▶ PROVIDED MATERIAL
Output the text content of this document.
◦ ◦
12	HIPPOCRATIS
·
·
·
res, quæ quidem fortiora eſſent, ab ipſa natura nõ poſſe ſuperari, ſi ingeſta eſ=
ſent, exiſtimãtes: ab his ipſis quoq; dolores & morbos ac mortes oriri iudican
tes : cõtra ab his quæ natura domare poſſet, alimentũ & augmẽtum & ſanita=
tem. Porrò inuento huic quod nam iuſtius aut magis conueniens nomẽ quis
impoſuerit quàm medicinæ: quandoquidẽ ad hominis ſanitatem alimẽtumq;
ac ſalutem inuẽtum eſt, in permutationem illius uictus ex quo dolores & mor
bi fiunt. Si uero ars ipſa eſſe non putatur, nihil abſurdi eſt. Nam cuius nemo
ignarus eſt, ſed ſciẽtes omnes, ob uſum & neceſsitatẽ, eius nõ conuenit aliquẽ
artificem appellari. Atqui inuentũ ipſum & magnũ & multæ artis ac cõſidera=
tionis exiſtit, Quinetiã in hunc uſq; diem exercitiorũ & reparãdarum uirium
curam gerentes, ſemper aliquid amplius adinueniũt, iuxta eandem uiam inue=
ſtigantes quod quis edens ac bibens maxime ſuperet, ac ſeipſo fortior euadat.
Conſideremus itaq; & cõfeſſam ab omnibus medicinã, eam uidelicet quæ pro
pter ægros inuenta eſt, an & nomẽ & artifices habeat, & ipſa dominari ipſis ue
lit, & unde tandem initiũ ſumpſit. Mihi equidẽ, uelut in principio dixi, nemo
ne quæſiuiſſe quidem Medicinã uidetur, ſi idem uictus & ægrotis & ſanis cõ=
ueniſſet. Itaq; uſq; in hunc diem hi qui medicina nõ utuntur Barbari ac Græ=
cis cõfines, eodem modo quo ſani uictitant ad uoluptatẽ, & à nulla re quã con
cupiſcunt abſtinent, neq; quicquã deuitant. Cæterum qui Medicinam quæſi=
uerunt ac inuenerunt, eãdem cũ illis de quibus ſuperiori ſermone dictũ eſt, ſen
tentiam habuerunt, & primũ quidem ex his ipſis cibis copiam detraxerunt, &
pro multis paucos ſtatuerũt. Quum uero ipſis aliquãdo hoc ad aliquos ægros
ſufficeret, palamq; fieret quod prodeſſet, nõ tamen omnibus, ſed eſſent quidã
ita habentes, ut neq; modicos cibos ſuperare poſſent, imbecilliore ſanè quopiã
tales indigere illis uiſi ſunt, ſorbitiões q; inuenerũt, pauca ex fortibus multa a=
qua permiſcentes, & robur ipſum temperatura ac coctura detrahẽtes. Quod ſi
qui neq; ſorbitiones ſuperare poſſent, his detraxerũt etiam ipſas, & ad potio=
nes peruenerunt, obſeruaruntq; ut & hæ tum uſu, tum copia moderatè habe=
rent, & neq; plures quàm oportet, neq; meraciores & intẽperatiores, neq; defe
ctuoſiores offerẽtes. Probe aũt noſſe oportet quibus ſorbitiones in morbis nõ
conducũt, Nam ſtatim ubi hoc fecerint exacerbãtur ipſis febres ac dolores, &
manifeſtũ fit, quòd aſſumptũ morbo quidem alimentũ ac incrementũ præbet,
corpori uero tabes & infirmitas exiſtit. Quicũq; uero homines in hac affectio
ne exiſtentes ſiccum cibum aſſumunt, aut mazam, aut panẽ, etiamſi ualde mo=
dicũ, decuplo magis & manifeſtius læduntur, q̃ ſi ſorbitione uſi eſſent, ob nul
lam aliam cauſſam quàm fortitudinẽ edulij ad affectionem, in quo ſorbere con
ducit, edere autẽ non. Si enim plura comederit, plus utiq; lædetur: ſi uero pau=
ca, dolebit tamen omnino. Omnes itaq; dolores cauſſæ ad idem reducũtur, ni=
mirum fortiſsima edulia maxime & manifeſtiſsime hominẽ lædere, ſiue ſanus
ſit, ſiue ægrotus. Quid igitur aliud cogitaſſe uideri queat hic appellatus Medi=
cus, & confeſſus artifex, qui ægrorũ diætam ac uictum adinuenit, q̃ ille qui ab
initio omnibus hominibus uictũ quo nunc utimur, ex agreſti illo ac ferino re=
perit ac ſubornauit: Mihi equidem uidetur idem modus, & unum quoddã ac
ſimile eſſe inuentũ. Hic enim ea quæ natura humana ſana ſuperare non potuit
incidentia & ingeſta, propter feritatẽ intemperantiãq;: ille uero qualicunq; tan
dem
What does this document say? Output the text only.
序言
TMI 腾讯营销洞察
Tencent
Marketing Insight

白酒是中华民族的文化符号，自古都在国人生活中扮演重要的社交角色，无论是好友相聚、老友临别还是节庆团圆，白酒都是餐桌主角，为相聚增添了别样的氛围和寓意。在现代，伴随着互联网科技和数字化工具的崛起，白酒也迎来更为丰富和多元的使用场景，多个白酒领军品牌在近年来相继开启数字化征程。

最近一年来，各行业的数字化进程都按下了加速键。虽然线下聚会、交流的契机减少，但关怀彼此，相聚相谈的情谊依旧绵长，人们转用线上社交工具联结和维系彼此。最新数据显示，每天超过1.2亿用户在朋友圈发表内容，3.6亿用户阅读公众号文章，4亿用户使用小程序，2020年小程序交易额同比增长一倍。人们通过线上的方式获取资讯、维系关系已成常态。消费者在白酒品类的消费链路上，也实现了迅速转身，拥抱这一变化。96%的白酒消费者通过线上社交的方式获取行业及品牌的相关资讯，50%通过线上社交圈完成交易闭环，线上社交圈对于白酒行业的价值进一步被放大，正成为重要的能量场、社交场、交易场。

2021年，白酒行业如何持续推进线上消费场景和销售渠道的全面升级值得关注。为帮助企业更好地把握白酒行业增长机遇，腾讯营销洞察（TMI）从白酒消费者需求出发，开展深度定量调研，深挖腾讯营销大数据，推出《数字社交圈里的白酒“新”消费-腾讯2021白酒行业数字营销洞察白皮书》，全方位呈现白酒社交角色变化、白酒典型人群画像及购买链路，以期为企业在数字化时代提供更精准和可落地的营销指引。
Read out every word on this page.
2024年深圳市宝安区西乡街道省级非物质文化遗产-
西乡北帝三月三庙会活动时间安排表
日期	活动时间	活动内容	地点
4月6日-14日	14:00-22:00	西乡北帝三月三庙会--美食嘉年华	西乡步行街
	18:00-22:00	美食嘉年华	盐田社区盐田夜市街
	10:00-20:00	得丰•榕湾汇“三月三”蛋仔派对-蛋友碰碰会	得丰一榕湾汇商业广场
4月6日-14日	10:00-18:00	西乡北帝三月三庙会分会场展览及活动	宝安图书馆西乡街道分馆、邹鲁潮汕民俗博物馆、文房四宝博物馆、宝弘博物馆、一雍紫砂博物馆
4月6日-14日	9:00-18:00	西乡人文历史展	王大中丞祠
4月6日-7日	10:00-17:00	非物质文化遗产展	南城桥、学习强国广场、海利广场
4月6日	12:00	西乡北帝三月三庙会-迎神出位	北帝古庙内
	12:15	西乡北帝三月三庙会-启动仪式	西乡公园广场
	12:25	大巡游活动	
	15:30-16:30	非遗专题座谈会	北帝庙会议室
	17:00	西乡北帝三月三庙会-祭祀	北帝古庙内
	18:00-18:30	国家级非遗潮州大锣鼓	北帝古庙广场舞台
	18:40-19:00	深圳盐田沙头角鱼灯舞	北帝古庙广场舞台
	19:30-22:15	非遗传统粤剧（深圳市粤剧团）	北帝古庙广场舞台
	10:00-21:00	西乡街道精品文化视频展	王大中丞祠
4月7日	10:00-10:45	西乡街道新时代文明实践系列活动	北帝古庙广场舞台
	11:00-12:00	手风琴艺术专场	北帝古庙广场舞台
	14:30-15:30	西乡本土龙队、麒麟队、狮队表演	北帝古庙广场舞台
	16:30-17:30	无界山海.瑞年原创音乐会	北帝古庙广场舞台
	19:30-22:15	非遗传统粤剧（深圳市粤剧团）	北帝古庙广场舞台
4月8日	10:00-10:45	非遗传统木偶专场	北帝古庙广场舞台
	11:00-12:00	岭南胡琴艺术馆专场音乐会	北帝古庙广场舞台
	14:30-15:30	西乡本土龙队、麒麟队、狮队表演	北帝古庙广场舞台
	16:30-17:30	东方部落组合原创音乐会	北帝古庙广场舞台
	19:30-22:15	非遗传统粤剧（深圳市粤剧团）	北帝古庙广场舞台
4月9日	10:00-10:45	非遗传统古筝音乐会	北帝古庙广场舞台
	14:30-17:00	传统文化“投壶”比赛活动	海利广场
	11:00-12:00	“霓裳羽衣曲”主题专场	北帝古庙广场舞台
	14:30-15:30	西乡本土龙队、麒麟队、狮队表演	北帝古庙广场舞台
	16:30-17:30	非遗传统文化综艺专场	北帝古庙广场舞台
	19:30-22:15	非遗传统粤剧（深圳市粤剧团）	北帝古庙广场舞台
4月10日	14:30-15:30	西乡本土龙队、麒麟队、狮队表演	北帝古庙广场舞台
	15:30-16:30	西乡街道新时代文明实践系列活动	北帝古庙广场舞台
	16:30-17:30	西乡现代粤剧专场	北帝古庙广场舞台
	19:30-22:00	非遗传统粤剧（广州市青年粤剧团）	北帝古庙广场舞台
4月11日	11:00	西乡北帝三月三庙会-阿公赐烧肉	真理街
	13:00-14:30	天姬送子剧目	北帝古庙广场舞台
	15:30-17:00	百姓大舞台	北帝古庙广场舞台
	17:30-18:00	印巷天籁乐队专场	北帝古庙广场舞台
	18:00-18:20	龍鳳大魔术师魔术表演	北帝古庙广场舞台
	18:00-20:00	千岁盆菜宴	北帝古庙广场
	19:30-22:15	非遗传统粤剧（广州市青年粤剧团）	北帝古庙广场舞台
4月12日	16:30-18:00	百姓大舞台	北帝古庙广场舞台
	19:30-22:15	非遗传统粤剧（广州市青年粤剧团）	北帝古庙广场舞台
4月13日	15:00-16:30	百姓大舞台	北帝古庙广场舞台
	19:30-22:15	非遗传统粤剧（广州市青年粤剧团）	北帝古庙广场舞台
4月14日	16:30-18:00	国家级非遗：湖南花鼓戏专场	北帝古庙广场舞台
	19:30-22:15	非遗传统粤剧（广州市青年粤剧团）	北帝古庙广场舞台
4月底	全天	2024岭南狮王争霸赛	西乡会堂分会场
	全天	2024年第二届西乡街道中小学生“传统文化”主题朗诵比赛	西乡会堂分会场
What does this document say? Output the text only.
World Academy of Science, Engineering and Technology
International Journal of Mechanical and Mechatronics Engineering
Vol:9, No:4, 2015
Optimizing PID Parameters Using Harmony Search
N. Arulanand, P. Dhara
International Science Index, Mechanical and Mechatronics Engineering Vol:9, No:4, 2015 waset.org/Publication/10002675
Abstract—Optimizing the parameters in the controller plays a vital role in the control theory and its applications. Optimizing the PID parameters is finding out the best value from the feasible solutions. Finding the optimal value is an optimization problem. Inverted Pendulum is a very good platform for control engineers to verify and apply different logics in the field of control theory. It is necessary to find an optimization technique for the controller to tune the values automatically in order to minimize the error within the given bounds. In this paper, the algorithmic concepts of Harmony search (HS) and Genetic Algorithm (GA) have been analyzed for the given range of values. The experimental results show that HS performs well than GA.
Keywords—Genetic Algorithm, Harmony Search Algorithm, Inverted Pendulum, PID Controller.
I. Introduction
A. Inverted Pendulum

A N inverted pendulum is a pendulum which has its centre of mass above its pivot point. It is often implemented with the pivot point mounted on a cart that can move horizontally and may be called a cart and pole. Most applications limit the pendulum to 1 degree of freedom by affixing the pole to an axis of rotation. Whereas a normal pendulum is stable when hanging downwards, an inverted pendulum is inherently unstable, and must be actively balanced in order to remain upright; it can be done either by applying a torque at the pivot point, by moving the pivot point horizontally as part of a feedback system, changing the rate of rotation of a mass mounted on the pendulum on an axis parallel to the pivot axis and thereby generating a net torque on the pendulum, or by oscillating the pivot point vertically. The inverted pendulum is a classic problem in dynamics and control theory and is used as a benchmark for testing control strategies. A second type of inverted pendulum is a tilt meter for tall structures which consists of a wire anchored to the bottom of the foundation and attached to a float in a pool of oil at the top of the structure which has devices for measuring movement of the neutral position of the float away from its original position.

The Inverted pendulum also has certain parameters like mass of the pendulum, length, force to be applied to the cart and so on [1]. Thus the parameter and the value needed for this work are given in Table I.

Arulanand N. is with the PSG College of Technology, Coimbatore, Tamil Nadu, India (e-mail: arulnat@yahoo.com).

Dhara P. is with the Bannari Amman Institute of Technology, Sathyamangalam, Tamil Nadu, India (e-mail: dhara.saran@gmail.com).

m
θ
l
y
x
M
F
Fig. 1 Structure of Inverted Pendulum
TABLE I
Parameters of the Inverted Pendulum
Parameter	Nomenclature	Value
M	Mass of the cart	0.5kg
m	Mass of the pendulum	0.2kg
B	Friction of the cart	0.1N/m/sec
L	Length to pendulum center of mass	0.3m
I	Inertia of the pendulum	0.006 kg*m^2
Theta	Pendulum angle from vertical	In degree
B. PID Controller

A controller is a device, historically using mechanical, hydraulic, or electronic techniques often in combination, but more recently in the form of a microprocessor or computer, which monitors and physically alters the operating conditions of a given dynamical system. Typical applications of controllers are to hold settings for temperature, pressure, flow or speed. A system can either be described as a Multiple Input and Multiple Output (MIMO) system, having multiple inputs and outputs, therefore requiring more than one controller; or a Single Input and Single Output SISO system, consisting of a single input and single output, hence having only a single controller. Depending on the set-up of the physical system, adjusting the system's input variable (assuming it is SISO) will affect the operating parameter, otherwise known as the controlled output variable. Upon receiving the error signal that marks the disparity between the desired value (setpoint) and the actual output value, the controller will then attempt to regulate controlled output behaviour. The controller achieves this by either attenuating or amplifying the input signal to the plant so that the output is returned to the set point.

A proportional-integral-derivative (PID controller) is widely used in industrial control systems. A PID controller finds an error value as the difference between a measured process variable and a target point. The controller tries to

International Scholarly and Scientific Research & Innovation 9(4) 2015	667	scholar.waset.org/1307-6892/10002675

▶ TASK DETAILS
Of all the lines in the listing above, how many include "uictus"? Write only the number.

▶ SOLUTION BELOW
2